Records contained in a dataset
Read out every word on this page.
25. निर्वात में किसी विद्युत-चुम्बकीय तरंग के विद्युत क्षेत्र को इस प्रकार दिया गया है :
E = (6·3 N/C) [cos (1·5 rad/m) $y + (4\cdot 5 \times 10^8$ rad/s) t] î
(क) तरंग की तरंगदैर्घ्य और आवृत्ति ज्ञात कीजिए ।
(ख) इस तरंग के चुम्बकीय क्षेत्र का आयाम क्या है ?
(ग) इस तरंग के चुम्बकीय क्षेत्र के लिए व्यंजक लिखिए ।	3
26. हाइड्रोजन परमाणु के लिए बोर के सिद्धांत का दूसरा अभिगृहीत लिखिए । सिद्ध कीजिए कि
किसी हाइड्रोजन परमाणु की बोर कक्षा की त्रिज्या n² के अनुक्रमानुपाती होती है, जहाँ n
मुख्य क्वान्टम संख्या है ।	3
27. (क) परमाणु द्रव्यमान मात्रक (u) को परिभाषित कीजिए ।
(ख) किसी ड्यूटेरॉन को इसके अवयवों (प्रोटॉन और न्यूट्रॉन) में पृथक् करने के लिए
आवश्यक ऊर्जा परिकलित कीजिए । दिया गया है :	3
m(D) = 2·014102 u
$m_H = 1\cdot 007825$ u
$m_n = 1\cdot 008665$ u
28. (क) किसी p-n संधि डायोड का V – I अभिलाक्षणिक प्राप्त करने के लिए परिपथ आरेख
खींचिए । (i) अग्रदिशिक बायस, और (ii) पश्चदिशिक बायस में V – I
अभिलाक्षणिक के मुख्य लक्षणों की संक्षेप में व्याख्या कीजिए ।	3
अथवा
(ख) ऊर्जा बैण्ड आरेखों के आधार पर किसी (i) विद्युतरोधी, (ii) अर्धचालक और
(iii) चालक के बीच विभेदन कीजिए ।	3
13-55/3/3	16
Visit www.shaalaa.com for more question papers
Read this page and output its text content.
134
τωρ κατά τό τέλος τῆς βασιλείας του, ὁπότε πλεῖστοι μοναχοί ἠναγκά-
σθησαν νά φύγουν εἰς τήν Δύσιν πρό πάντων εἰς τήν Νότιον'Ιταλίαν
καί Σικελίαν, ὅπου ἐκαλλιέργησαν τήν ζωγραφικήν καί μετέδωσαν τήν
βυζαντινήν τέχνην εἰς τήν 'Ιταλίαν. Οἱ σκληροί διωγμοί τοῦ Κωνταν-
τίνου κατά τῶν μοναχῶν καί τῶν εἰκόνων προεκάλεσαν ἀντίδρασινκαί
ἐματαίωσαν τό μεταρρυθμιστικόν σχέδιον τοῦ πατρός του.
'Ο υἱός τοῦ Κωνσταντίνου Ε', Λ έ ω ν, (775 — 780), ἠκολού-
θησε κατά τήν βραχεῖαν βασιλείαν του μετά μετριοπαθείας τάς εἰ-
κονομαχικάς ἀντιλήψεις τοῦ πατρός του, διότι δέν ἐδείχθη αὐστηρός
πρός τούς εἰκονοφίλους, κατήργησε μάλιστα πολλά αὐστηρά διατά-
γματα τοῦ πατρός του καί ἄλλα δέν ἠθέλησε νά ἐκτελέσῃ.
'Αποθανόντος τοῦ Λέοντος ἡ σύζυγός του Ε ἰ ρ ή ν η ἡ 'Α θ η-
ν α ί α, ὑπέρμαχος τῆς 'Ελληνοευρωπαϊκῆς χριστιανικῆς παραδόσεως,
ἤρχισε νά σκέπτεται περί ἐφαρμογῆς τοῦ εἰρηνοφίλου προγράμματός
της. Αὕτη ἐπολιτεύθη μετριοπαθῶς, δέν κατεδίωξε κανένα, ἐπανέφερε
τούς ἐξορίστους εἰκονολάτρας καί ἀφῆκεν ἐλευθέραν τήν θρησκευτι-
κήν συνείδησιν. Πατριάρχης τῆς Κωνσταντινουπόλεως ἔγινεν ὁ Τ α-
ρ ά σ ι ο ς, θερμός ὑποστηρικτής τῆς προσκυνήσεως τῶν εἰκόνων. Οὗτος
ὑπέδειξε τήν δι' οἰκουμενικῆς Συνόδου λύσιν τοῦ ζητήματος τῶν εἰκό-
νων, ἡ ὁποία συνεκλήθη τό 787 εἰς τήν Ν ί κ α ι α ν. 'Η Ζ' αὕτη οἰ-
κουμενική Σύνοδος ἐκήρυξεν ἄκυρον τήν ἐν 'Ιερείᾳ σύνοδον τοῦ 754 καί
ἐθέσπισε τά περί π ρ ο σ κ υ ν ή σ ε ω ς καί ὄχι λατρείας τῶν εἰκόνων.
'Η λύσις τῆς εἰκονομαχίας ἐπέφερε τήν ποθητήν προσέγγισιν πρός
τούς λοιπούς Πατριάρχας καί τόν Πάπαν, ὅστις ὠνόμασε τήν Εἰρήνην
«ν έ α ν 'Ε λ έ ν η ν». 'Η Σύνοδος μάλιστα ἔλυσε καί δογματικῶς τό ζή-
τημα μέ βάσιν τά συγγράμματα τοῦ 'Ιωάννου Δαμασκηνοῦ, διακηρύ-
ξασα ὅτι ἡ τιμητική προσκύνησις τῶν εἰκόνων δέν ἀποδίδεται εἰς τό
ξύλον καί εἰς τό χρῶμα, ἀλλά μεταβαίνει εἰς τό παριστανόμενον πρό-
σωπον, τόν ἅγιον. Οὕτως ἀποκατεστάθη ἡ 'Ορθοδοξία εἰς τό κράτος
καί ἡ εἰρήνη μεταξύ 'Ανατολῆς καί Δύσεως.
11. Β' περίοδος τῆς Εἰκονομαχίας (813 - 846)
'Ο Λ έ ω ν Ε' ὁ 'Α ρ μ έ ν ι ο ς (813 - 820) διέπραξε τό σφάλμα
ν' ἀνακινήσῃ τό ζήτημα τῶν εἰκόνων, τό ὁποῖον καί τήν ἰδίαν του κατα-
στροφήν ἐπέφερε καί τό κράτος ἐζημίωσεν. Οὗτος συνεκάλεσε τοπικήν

# REQUIRED TASK:
Gather up, from the records above, each line where the word "cdot" appears.

# CORRECT ANSWER:
E = (6·3 N/C) [cos (1·5 rad/m) $y + (4\cdot 5 \times 10^8$ rad/s) t] î
$m_H = 1\cdot 007825$ u
$m_n = 1\cdot 008665$ u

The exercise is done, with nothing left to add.